Records excerpted from a collection.
▼

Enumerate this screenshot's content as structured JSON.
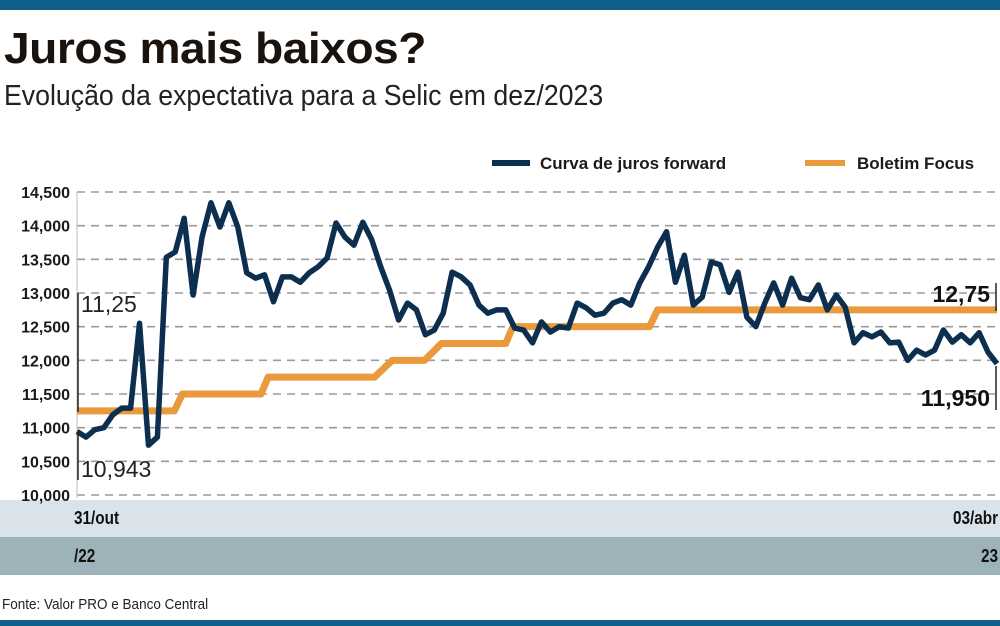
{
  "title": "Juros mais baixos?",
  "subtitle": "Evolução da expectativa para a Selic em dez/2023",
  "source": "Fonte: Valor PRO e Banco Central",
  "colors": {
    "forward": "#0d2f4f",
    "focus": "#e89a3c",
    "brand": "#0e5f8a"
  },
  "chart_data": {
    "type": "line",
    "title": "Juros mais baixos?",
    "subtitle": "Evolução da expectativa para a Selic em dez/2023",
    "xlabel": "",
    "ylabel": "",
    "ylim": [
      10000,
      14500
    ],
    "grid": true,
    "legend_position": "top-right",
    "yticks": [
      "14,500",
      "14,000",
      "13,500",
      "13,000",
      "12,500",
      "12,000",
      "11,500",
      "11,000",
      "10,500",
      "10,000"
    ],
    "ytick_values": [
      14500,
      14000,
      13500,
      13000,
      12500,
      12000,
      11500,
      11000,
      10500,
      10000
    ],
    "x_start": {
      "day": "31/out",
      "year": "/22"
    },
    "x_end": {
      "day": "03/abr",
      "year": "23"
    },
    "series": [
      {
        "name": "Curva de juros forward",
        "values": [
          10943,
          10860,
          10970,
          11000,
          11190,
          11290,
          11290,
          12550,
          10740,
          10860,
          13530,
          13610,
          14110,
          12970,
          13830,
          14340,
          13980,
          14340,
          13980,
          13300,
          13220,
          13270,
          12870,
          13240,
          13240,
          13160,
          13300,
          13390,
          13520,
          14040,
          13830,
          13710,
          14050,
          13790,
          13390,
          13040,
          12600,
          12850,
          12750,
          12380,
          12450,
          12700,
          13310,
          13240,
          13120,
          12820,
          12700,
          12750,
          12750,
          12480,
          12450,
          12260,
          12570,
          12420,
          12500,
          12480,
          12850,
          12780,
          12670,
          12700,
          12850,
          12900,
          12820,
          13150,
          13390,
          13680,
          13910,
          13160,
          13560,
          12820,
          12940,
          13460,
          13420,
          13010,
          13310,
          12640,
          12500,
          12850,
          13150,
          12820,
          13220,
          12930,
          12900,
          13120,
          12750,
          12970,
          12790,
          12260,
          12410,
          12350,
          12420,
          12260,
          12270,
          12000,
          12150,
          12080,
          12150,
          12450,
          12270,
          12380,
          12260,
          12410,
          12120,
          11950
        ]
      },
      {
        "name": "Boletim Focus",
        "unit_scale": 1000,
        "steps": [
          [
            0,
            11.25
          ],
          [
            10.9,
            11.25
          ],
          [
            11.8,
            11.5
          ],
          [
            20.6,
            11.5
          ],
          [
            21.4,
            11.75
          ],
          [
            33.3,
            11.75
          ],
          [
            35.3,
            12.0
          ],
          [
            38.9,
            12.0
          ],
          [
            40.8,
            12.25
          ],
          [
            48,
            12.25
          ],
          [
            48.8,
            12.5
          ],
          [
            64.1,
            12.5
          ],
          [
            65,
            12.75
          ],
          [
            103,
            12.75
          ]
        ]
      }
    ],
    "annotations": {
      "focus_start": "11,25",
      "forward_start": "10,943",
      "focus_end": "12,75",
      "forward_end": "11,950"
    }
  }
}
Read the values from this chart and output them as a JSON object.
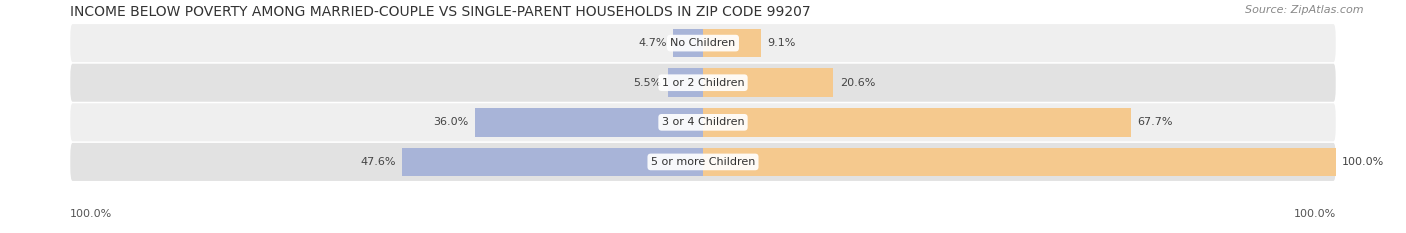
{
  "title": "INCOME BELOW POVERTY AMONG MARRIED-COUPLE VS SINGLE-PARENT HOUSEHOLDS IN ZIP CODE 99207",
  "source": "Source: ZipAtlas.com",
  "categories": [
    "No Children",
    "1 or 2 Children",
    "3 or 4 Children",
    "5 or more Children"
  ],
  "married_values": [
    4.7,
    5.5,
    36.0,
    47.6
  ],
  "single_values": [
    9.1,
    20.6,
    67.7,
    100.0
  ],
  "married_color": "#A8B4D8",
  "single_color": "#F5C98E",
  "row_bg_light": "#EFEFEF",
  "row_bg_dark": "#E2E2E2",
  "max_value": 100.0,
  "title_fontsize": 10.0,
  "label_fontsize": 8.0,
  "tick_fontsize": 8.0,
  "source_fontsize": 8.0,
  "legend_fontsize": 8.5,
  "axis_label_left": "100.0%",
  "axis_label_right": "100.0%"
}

▲

WRITTEN REQUEST. Search the records for the string "baixos" and return every line in which it occurs.

FINISHED TASK.
  "title": "Juros mais baixos?",
    "title": "Juros mais baixos?",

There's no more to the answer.